■ **Instruction**
From the listing below, pick out each line with the word "Polio".
— begin —
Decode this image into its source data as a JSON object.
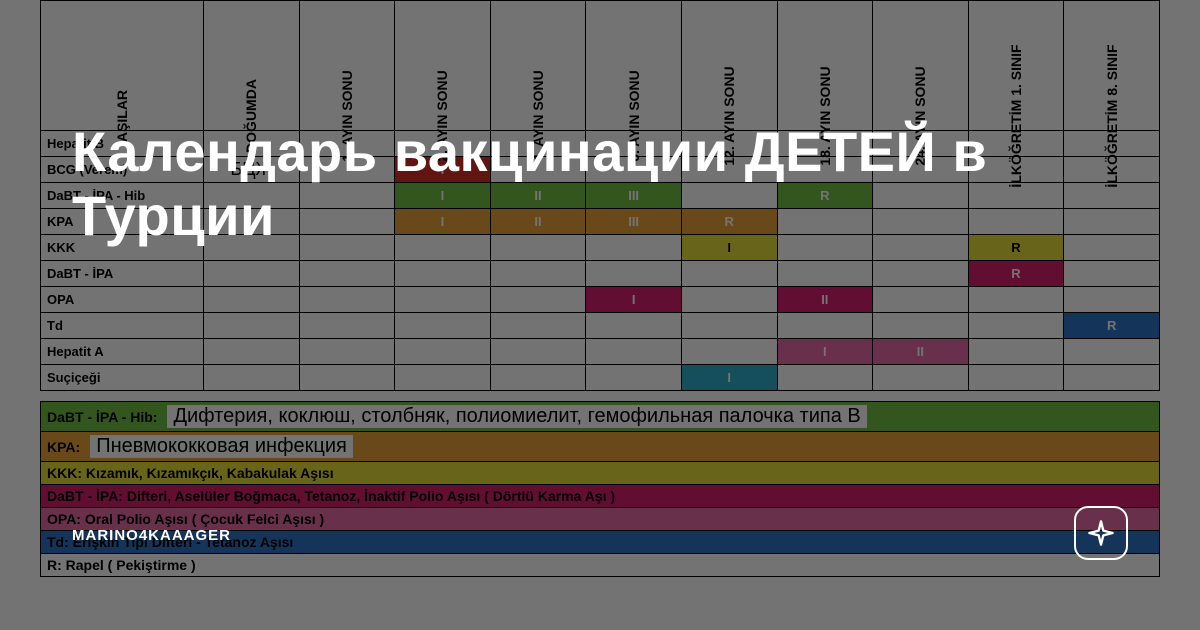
{
  "overlay": {
    "title": "Календарь вакцинации ДЕТЕЙ в Турции",
    "author": "MARINO4KAAAGER",
    "tint": "rgba(0,0,0,0.55)",
    "title_fontsize": 56,
    "title_color": "#ffffff"
  },
  "colors": {
    "red": "#d62f26",
    "green": "#6fbf44",
    "orange": "#e8a23a",
    "yellow": "#e7e13a",
    "magenta": "#d7206f",
    "pink": "#e86aa6",
    "blue": "#2f74c5",
    "cyan": "#2fb0c9",
    "white": "#ffffff",
    "black": "#000000",
    "border": "#000000"
  },
  "schedule": {
    "headers": [
      "AŞILAR",
      "DOĞUMDA",
      "1. AYIN SONU",
      "2. AYIN SONU",
      "4. AYIN SONU",
      "6. AYIN SONU",
      "12. AYIN SONU",
      "18. AYIN SONU",
      "24. AYIN SONU",
      "İLKÖĞRETİM 1. SINIF",
      "İLKÖĞRETİM 8. SINIF"
    ],
    "rows": [
      {
        "label": "Hepatit B",
        "cells": [
          {
            "t": "",
            "c": null
          },
          {
            "t": "",
            "c": null
          },
          {
            "t": "",
            "c": null
          },
          {
            "t": "",
            "c": null
          },
          {
            "t": "",
            "c": null
          },
          {
            "t": "",
            "c": null
          },
          {
            "t": "",
            "c": null
          },
          {
            "t": "",
            "c": null
          },
          {
            "t": "",
            "c": null
          },
          {
            "t": "",
            "c": null
          }
        ]
      },
      {
        "label": "BCG (Verem)",
        "cells": [
          {
            "t": "БЦЖ",
            "c": "plain"
          },
          {
            "t": "",
            "c": null
          },
          {
            "t": "I",
            "c": "red"
          },
          {
            "t": "",
            "c": null
          },
          {
            "t": "",
            "c": null
          },
          {
            "t": "",
            "c": null
          },
          {
            "t": "",
            "c": null
          },
          {
            "t": "",
            "c": null
          },
          {
            "t": "",
            "c": null
          },
          {
            "t": "",
            "c": null
          }
        ]
      },
      {
        "label": "DaBT - İPA - Hib",
        "cells": [
          {
            "t": "",
            "c": null
          },
          {
            "t": "",
            "c": null
          },
          {
            "t": "I",
            "c": "green"
          },
          {
            "t": "II",
            "c": "green"
          },
          {
            "t": "III",
            "c": "green"
          },
          {
            "t": "",
            "c": null
          },
          {
            "t": "R",
            "c": "green"
          },
          {
            "t": "",
            "c": null
          },
          {
            "t": "",
            "c": null
          },
          {
            "t": "",
            "c": null
          }
        ]
      },
      {
        "label": "KPA",
        "cells": [
          {
            "t": "",
            "c": null
          },
          {
            "t": "",
            "c": null
          },
          {
            "t": "I",
            "c": "orange"
          },
          {
            "t": "II",
            "c": "orange"
          },
          {
            "t": "III",
            "c": "orange"
          },
          {
            "t": "R",
            "c": "orange"
          },
          {
            "t": "",
            "c": null
          },
          {
            "t": "",
            "c": null
          },
          {
            "t": "",
            "c": null
          },
          {
            "t": "",
            "c": null
          }
        ]
      },
      {
        "label": "KKK",
        "cells": [
          {
            "t": "",
            "c": null
          },
          {
            "t": "",
            "c": null
          },
          {
            "t": "",
            "c": null
          },
          {
            "t": "",
            "c": null
          },
          {
            "t": "",
            "c": null
          },
          {
            "t": "I",
            "c": "yellow"
          },
          {
            "t": "",
            "c": null
          },
          {
            "t": "",
            "c": null
          },
          {
            "t": "R",
            "c": "yellow"
          },
          {
            "t": "",
            "c": null
          }
        ]
      },
      {
        "label": "DaBT - İPA",
        "cells": [
          {
            "t": "",
            "c": null
          },
          {
            "t": "",
            "c": null
          },
          {
            "t": "",
            "c": null
          },
          {
            "t": "",
            "c": null
          },
          {
            "t": "",
            "c": null
          },
          {
            "t": "",
            "c": null
          },
          {
            "t": "",
            "c": null
          },
          {
            "t": "",
            "c": null
          },
          {
            "t": "R",
            "c": "magenta"
          },
          {
            "t": "",
            "c": null
          }
        ]
      },
      {
        "label": "OPA",
        "cells": [
          {
            "t": "",
            "c": null
          },
          {
            "t": "",
            "c": null
          },
          {
            "t": "",
            "c": null
          },
          {
            "t": "",
            "c": null
          },
          {
            "t": "I",
            "c": "magenta"
          },
          {
            "t": "",
            "c": null
          },
          {
            "t": "II",
            "c": "magenta"
          },
          {
            "t": "",
            "c": null
          },
          {
            "t": "",
            "c": null
          },
          {
            "t": "",
            "c": null
          }
        ]
      },
      {
        "label": "Td",
        "cells": [
          {
            "t": "",
            "c": null
          },
          {
            "t": "",
            "c": null
          },
          {
            "t": "",
            "c": null
          },
          {
            "t": "",
            "c": null
          },
          {
            "t": "",
            "c": null
          },
          {
            "t": "",
            "c": null
          },
          {
            "t": "",
            "c": null
          },
          {
            "t": "",
            "c": null
          },
          {
            "t": "",
            "c": null
          },
          {
            "t": "R",
            "c": "blue"
          }
        ]
      },
      {
        "label": "Hepatit A",
        "cells": [
          {
            "t": "",
            "c": null
          },
          {
            "t": "",
            "c": null
          },
          {
            "t": "",
            "c": null
          },
          {
            "t": "",
            "c": null
          },
          {
            "t": "",
            "c": null
          },
          {
            "t": "",
            "c": null
          },
          {
            "t": "I",
            "c": "pink"
          },
          {
            "t": "II",
            "c": "pink"
          },
          {
            "t": "",
            "c": null
          },
          {
            "t": "",
            "c": null
          }
        ]
      },
      {
        "label": "Suçiçeği",
        "cells": [
          {
            "t": "",
            "c": null
          },
          {
            "t": "",
            "c": null
          },
          {
            "t": "",
            "c": null
          },
          {
            "t": "",
            "c": null
          },
          {
            "t": "",
            "c": null
          },
          {
            "t": "I",
            "c": "cyan"
          },
          {
            "t": "",
            "c": null
          },
          {
            "t": "",
            "c": null
          },
          {
            "t": "",
            "c": null
          },
          {
            "t": "",
            "c": null
          }
        ]
      }
    ]
  },
  "legend": [
    {
      "bg": "green",
      "key": "DaBT - İPA - Hib:",
      "desc": "Дифтерия, коклюш, столбняк, полиомиелит, гемофильная палочка типа B",
      "desc_big": true
    },
    {
      "bg": "orange",
      "key": "KPA:",
      "desc": "Пневмококковая инфекция",
      "desc_big": true
    },
    {
      "bg": "yellow",
      "key": "KKK: Kızamık, Kızamıkçık, Kabakulak Aşısı",
      "desc": ""
    },
    {
      "bg": "magenta",
      "key": "DaBT - İPA: Difteri, Aselüler Boğmaca, Tetanoz, İnaktif Polio Aşısı ( Dörtlü Karma Aşı )",
      "desc": ""
    },
    {
      "bg": "pink",
      "key": "OPA: Oral Polio Aşısı ( Çocuk Felci Aşısı )",
      "desc": ""
    },
    {
      "bg": "blue",
      "key": "Td: Erişkin Tipi Difteri - Tetanoz Aşısı",
      "desc": ""
    },
    {
      "bg": "white",
      "key": "R: Rapel ( Pekiştirme )",
      "desc": ""
    }
  ]
}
— end —
■ **Reply to the exercise**
      "key": "DaBT - İPA: Difteri, Aselüler Boğmaca, Tetanoz, İnaktif Polio Aşısı ( Dörtlü Karma Aşı )",
      "key": "OPA: Oral Polio Aşısı ( Çocuk Felci Aşısı )",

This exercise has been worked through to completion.